BEGIN LISTING

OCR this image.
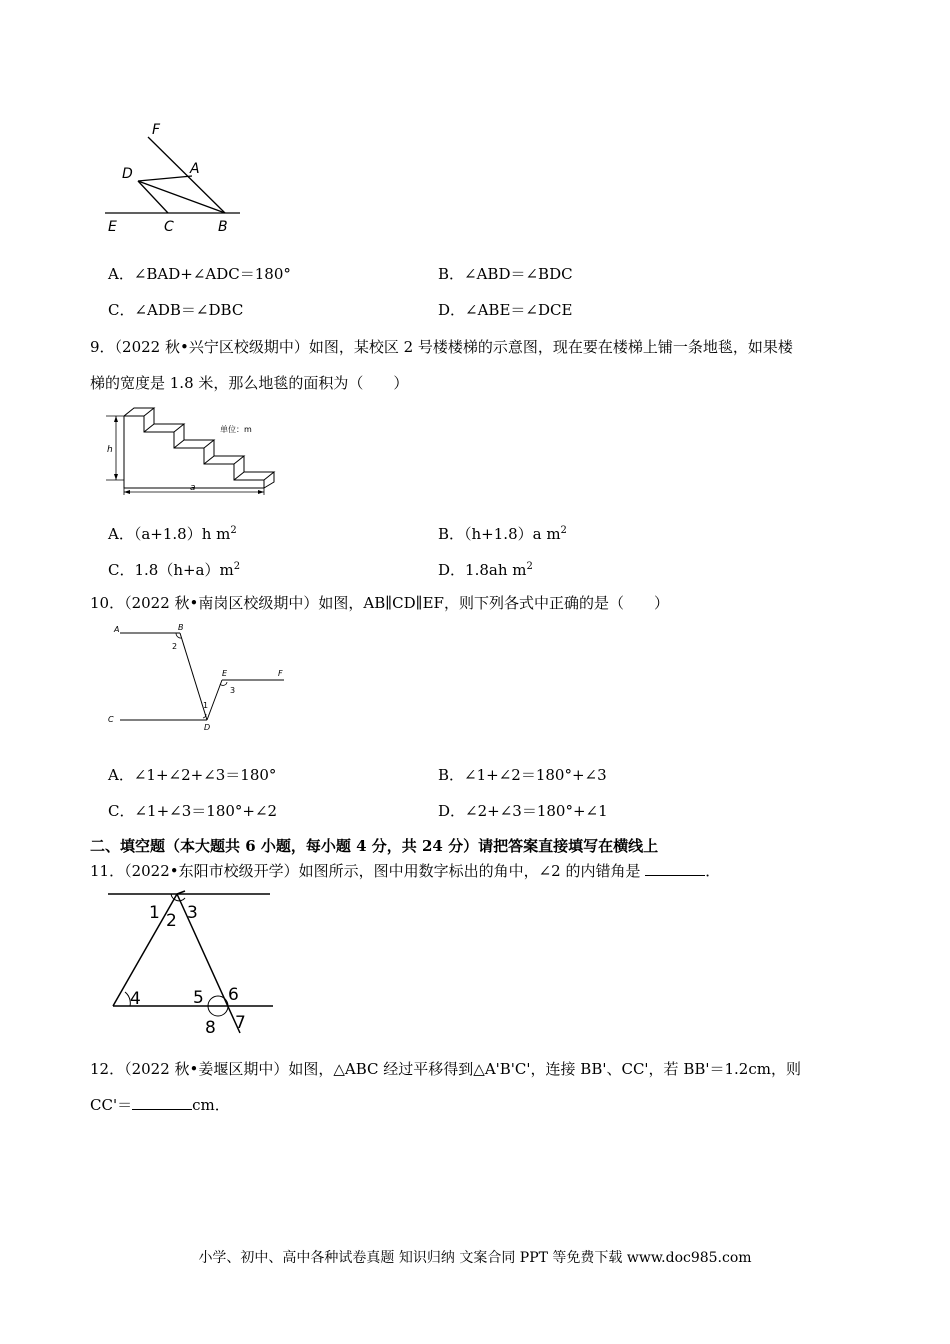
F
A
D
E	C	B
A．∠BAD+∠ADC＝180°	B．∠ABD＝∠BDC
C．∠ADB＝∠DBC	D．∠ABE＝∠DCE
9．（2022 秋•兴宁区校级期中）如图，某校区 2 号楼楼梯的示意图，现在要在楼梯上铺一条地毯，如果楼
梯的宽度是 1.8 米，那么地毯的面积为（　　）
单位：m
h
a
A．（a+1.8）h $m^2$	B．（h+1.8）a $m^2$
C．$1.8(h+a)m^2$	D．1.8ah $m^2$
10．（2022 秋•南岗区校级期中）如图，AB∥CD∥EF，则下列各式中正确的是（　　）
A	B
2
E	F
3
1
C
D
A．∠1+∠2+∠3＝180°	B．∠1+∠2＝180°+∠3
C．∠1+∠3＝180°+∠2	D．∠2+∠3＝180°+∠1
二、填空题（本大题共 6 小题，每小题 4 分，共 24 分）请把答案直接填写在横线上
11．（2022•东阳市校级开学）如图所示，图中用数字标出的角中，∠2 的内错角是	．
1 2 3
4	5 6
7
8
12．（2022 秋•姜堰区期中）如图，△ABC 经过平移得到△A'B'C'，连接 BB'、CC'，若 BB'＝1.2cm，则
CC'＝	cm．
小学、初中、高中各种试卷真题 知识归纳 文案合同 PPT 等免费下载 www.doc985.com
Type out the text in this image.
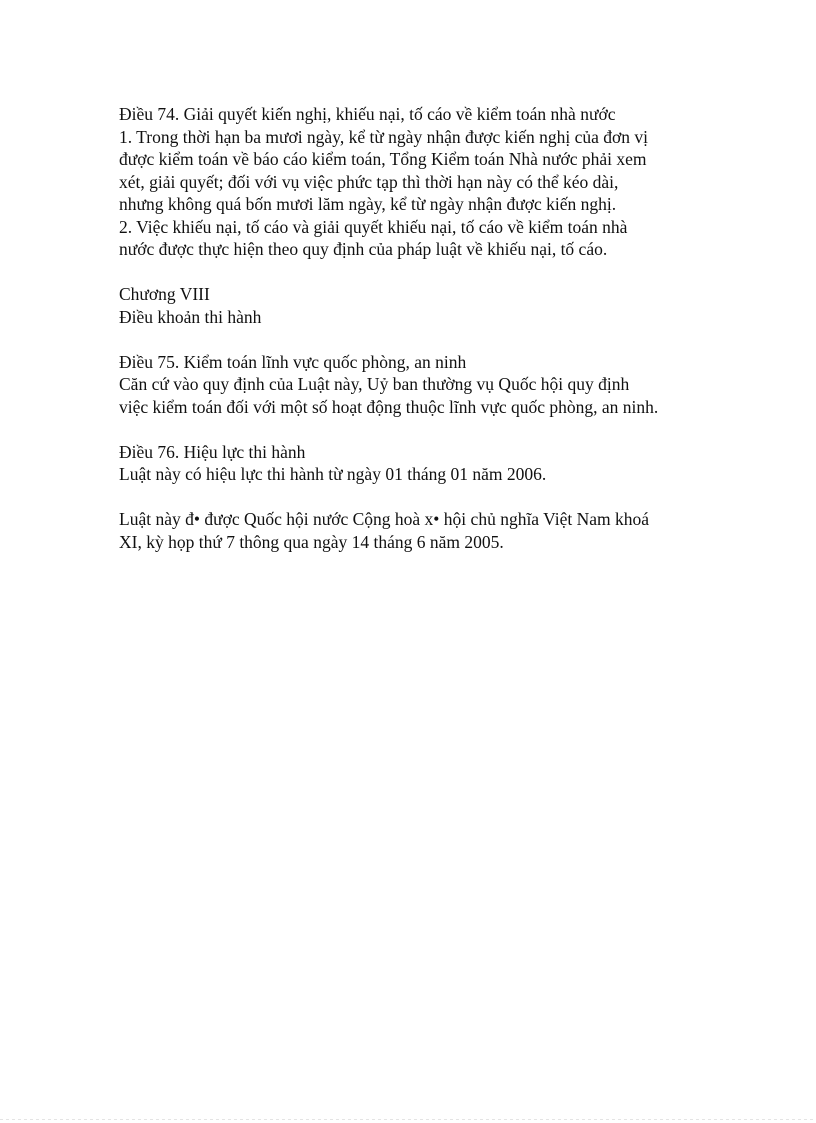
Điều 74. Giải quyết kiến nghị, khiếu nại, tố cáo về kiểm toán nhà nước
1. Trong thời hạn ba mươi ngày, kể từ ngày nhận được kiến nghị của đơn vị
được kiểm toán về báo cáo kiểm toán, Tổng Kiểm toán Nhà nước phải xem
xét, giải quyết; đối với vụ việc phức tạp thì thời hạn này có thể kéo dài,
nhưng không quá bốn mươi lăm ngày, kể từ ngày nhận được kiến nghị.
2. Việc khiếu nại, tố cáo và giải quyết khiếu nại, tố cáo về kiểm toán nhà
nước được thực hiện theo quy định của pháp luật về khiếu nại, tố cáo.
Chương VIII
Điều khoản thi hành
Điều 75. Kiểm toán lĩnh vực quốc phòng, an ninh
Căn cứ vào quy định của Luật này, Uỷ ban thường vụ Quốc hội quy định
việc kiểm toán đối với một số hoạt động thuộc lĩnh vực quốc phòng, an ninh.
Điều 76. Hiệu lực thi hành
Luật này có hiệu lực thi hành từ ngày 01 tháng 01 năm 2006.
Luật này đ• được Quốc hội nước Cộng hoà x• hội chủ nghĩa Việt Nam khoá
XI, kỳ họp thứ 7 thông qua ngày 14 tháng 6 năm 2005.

END LISTING

- **TO BE DONE**
Reproduce each record from above exactly; pictures do not belong in the copy.

- **ANSWER TO THIS EXERCISE**
OCR this image.
F
A
D
E	C	B
A．∠BAD+∠ADC＝180°	B．∠ABD＝∠BDC
C．∠ADB＝∠DBC	D．∠ABE＝∠DCE
9．（2022 秋•兴宁区校级期中）如图，某校区 2 号楼楼梯的示意图，现在要在楼梯上铺一条地毯，如果楼
梯的宽度是 1.8 米，那么地毯的面积为（　　）
单位：m
h
a
A．（a+1.8）h $m^2$	B．（h+1.8）a $m^2$
C．$1.8(h+a)m^2$	D．1.8ah $m^2$
10．（2022 秋•南岗区校级期中）如图，AB∥CD∥EF，则下列各式中正确的是（　　）
A	B
2
E	F
3
1
C
D
A．∠1+∠2+∠3＝180°	B．∠1+∠2＝180°+∠3
C．∠1+∠3＝180°+∠2	D．∠2+∠3＝180°+∠1
二、填空题（本大题共 6 小题，每小题 4 分，共 24 分）请把答案直接填写在横线上
11．（2022•东阳市校级开学）如图所示，图中用数字标出的角中，∠2 的内错角是	．
1 2 3
4	5 6
7
8
12．（2022 秋•姜堰区期中）如图，△ABC 经过平移得到△A'B'C'，连接 BB'、CC'，若 BB'＝1.2cm，则
CC'＝	cm．
小学、初中、高中各种试卷真题 知识归纳 文案合同 PPT 等免费下载 www.doc985.com
Type out the text in this image.
Điều 74. Giải quyết kiến nghị, khiếu nại, tố cáo về kiểm toán nhà nước
1. Trong thời hạn ba mươi ngày, kể từ ngày nhận được kiến nghị của đơn vị
được kiểm toán về báo cáo kiểm toán, Tổng Kiểm toán Nhà nước phải xem
xét, giải quyết; đối với vụ việc phức tạp thì thời hạn này có thể kéo dài,
nhưng không quá bốn mươi lăm ngày, kể từ ngày nhận được kiến nghị.
2. Việc khiếu nại, tố cáo và giải quyết khiếu nại, tố cáo về kiểm toán nhà
nước được thực hiện theo quy định của pháp luật về khiếu nại, tố cáo.
Chương VIII
Điều khoản thi hành
Điều 75. Kiểm toán lĩnh vực quốc phòng, an ninh
Căn cứ vào quy định của Luật này, Uỷ ban thường vụ Quốc hội quy định
việc kiểm toán đối với một số hoạt động thuộc lĩnh vực quốc phòng, an ninh.
Điều 76. Hiệu lực thi hành
Luật này có hiệu lực thi hành từ ngày 01 tháng 01 năm 2006.
Luật này đ• được Quốc hội nước Cộng hoà x• hội chủ nghĩa Việt Nam khoá
XI, kỳ họp thứ 7 thông qua ngày 14 tháng 6 năm 2005.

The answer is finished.